* [TASK DETAILS]:
Without skipping anything, write out each record below exactly.

* [MATERIAL FOR THIS EXERCISE]:

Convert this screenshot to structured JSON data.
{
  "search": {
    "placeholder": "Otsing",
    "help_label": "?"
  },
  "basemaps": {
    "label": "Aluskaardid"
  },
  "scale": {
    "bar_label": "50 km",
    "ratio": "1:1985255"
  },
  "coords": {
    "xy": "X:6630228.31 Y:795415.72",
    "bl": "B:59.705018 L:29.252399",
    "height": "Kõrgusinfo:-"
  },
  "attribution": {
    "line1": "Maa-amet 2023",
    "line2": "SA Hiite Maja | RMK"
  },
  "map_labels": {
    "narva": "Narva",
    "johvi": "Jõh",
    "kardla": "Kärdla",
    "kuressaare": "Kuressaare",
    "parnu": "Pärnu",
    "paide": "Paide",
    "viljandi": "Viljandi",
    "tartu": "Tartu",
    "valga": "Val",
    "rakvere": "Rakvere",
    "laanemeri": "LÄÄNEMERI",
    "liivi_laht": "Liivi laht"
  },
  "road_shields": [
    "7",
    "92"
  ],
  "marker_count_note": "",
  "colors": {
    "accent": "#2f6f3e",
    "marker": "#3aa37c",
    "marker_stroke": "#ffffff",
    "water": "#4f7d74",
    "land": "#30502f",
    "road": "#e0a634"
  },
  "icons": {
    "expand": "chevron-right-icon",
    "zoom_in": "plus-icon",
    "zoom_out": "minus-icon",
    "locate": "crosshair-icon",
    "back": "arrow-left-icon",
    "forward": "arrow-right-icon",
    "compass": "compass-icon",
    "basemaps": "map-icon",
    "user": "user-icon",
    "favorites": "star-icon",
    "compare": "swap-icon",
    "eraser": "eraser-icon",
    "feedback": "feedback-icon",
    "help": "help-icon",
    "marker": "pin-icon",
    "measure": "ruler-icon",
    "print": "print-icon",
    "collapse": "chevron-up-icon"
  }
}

* [EXPECTED ANSWER]:
Convert this screenshot to structured JSON data.
{
  "search": {
    "placeholder": "Otsing",
    "help_label": "?"
  },
  "basemaps": {
    "label": "Aluskaardid"
  },
  "scale": {
    "bar_label": "50 km",
    "ratio": "1:1985255"
  },
  "coords": {
    "xy": "X:6630228.31 Y:795415.72",
    "bl": "B:59.705018 L:29.252399",
    "height": "Kõrgusinfo:-"
  },
  "attribution": {
    "line1": "Maa-amet 2023",
    "line2": "SA Hiite Maja | RMK"
  },
  "map_labels": {
    "narva": "Narva",
    "johvi": "Jõh",
    "kardla": "Kärdla",
    "kuressaare": "Kuressaare",
    "parnu": "Pärnu",
    "paide": "Paide",
    "viljandi": "Viljandi",
    "tartu": "Tartu",
    "valga": "Val",
    "rakvere": "Rakvere",
    "laanemeri": "LÄÄNEMERI",
    "liivi_laht": "Liivi laht"
  },
  "road_shields": [
    "7",
    "92"
  ],
  "marker_count_note": "",
  "colors": {
    "accent": "#2f6f3e",
    "marker": "#3aa37c",
    "marker_stroke": "#ffffff",
    "water": "#4f7d74",
    "land": "#30502f",
    "road": "#e0a634"
  },
  "icons": {
    "expand": "chevron-right-icon",
    "zoom_in": "plus-icon",
    "zoom_out": "minus-icon",
    "locate": "crosshair-icon",
    "back": "arrow-left-icon",
    "forward": "arrow-right-icon",
    "compass": "compass-icon",
    "basemaps": "map-icon",
    "user": "user-icon",
    "favorites": "star-icon",
    "compare": "swap-icon",
    "eraser": "eraser-icon",
    "feedback": "feedback-icon",
    "help": "help-icon",
    "marker": "pin-icon",
    "measure": "ruler-icon",
    "print": "print-icon",
    "collapse": "chevron-up-icon"
  }
}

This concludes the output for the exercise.